- GOAL -
Copy each line that has the string "Quantity" somewhere in it.

- TASK MATERIAL -
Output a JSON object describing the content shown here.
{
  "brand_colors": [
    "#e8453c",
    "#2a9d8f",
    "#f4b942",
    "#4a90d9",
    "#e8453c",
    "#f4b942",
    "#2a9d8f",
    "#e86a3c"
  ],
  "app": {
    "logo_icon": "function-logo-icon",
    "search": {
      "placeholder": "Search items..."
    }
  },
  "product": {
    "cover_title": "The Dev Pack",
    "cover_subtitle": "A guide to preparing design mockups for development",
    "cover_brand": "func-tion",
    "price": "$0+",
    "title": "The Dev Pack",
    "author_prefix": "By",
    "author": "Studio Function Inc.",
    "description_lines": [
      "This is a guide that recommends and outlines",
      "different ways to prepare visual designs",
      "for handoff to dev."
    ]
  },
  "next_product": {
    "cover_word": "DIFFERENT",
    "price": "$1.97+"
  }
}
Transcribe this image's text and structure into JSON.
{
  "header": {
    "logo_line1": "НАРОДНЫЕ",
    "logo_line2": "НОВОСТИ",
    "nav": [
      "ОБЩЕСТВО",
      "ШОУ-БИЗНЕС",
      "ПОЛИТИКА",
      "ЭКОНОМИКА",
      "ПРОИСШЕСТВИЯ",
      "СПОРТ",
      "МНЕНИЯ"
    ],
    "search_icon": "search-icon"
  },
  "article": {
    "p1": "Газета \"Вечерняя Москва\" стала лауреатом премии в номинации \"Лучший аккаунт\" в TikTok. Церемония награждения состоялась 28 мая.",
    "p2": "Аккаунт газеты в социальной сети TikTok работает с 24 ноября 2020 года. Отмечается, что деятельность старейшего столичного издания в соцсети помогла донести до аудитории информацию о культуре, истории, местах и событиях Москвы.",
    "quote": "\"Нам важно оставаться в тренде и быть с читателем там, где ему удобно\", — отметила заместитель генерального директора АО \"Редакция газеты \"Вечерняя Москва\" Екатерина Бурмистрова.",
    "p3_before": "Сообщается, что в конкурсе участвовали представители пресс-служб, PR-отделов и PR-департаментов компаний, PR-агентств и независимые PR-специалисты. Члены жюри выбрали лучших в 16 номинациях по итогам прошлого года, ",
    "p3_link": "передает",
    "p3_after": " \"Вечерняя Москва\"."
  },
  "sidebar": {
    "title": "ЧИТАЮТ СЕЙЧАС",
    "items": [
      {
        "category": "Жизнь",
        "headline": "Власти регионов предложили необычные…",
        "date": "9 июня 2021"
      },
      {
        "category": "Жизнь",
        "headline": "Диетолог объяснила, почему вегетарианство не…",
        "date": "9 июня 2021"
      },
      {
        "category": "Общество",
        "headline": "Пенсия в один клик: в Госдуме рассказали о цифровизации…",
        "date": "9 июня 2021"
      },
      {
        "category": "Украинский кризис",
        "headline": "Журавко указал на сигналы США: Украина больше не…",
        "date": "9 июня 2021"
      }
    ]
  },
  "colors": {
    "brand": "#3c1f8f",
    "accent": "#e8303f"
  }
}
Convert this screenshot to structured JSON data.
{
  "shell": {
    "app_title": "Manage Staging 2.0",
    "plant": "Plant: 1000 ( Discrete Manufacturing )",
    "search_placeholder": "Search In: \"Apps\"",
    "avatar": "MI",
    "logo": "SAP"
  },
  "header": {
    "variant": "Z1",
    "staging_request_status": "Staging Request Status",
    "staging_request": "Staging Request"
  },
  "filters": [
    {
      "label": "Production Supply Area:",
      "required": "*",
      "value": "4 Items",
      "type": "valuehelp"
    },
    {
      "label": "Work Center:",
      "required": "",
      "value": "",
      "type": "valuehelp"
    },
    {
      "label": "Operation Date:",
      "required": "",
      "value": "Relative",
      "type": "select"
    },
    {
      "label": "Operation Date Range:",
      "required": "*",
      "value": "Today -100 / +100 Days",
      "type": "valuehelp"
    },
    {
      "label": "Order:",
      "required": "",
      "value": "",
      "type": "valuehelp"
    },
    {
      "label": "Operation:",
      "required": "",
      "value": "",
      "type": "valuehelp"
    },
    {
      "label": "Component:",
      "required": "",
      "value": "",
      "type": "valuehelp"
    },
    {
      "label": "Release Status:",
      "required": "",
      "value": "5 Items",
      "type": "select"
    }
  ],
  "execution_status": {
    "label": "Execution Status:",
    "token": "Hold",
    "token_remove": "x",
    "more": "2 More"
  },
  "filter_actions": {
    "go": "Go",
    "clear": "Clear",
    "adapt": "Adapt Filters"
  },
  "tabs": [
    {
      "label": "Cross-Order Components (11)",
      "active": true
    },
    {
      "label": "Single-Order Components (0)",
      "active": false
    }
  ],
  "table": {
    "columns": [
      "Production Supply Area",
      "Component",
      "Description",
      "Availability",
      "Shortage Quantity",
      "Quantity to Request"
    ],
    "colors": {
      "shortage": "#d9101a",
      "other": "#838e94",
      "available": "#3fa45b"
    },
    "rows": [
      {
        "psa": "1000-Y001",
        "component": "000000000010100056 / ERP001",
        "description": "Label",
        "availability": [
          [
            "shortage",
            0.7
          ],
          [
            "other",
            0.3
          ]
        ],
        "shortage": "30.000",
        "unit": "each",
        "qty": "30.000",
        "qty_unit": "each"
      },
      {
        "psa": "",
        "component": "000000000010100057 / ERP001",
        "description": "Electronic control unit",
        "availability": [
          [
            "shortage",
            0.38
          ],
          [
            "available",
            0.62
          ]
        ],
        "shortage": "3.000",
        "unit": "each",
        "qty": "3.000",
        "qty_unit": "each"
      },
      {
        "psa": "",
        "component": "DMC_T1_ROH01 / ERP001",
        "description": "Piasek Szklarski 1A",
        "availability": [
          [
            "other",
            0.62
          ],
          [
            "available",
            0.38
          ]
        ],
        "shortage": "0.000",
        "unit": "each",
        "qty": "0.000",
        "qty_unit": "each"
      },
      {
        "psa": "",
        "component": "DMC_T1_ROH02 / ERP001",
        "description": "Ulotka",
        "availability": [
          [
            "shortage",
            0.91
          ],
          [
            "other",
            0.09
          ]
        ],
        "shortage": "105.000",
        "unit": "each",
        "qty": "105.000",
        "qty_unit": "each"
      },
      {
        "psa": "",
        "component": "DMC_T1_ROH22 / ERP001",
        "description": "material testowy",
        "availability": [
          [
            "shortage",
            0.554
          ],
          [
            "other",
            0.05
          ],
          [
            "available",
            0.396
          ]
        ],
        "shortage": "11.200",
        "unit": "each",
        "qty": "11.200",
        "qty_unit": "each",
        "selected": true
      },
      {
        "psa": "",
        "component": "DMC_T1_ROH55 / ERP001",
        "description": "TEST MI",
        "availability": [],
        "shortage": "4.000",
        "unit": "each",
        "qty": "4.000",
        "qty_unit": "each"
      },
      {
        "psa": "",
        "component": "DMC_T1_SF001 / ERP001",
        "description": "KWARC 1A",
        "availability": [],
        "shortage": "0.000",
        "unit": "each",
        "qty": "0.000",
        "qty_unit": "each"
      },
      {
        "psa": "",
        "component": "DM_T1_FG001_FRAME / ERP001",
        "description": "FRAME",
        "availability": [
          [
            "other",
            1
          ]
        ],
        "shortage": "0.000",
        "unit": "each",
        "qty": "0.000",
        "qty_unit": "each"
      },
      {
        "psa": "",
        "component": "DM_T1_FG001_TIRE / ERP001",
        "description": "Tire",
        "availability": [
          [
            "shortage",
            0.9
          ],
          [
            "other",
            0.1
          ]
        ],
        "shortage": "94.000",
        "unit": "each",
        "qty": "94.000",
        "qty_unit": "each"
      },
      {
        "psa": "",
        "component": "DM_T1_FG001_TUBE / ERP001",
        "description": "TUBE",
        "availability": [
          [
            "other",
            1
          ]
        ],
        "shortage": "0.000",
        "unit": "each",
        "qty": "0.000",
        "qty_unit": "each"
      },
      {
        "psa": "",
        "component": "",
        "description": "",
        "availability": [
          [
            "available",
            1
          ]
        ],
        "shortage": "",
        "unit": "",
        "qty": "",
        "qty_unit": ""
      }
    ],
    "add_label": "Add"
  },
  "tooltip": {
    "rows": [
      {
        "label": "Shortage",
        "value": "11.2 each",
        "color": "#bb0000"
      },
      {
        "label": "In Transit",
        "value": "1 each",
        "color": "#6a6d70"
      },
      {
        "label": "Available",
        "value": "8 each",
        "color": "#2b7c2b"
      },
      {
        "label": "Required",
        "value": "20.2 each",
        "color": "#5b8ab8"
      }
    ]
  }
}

- OUTPUT BELOW -
      "Shortage Quantity",
      "Quantity to Request"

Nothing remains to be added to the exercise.